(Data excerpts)
────

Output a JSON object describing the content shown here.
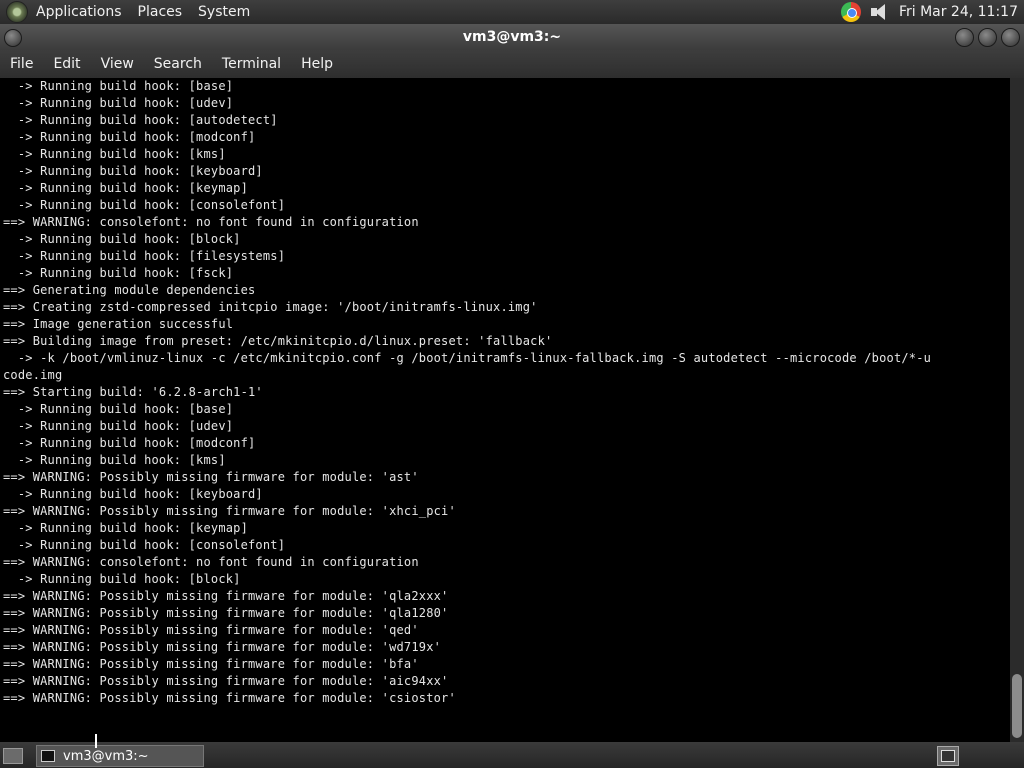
{
  "top_panel": {
    "menus": [
      "Applications",
      "Places",
      "System"
    ],
    "clock": "Fri Mar 24, 11:17",
    "icons": [
      "distro-logo-icon",
      "chrome-icon",
      "volume-icon"
    ]
  },
  "window": {
    "title": "vm3@vm3:~"
  },
  "menubar": {
    "items": [
      "File",
      "Edit",
      "View",
      "Search",
      "Terminal",
      "Help"
    ]
  },
  "terminal": {
    "lines": [
      "  -> Running build hook: [base]",
      "  -> Running build hook: [udev]",
      "  -> Running build hook: [autodetect]",
      "  -> Running build hook: [modconf]",
      "  -> Running build hook: [kms]",
      "  -> Running build hook: [keyboard]",
      "  -> Running build hook: [keymap]",
      "  -> Running build hook: [consolefont]",
      "==> WARNING: consolefont: no font found in configuration",
      "  -> Running build hook: [block]",
      "  -> Running build hook: [filesystems]",
      "  -> Running build hook: [fsck]",
      "==> Generating module dependencies",
      "==> Creating zstd-compressed initcpio image: '/boot/initramfs-linux.img'",
      "==> Image generation successful",
      "==> Building image from preset: /etc/mkinitcpio.d/linux.preset: 'fallback'",
      "  -> -k /boot/vmlinuz-linux -c /etc/mkinitcpio.conf -g /boot/initramfs-linux-fallback.img -S autodetect --microcode /boot/*-u",
      "code.img",
      "==> Starting build: '6.2.8-arch1-1'",
      "  -> Running build hook: [base]",
      "  -> Running build hook: [udev]",
      "  -> Running build hook: [modconf]",
      "  -> Running build hook: [kms]",
      "==> WARNING: Possibly missing firmware for module: 'ast'",
      "  -> Running build hook: [keyboard]",
      "==> WARNING: Possibly missing firmware for module: 'xhci_pci'",
      "  -> Running build hook: [keymap]",
      "  -> Running build hook: [consolefont]",
      "==> WARNING: consolefont: no font found in configuration",
      "  -> Running build hook: [block]",
      "==> WARNING: Possibly missing firmware for module: 'qla2xxx'",
      "==> WARNING: Possibly missing firmware for module: 'qla1280'",
      "==> WARNING: Possibly missing firmware for module: 'qed'",
      "==> WARNING: Possibly missing firmware for module: 'wd719x'",
      "==> WARNING: Possibly missing firmware for module: 'bfa'",
      "==> WARNING: Possibly missing firmware for module: 'aic94xx'",
      "==> WARNING: Possibly missing firmware for module: 'csiostor'"
    ]
  },
  "bottom_panel": {
    "taskbar_item": "vm3@vm3:~"
  }
}
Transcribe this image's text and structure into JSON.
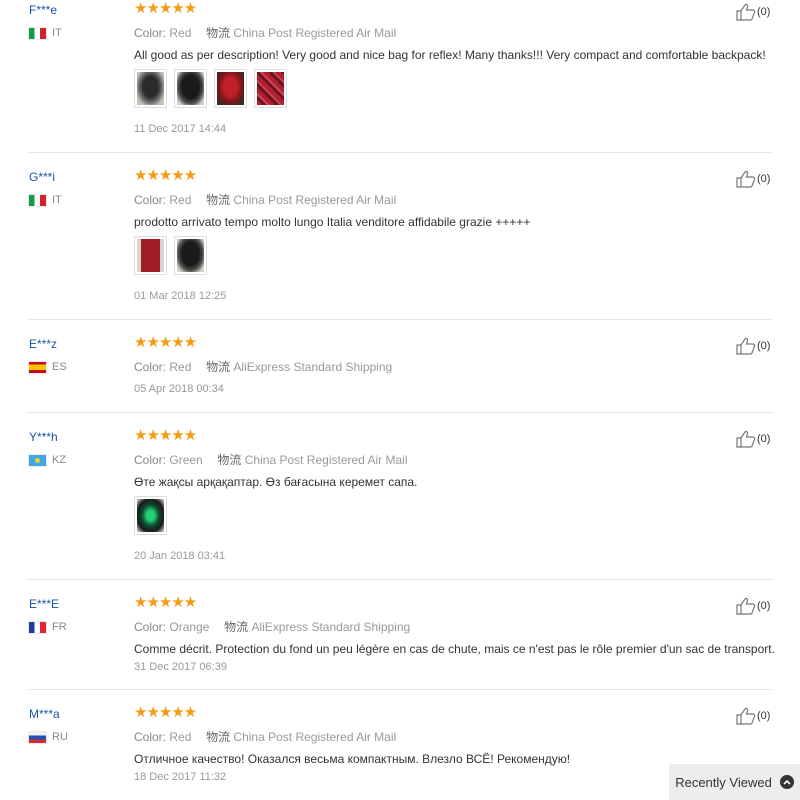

────

YOUR GOAL>
Using the entries above, tally how many lines have the word "boot" in them; write the number and nothing more.

SOLUTION FOR THIS TASK>
2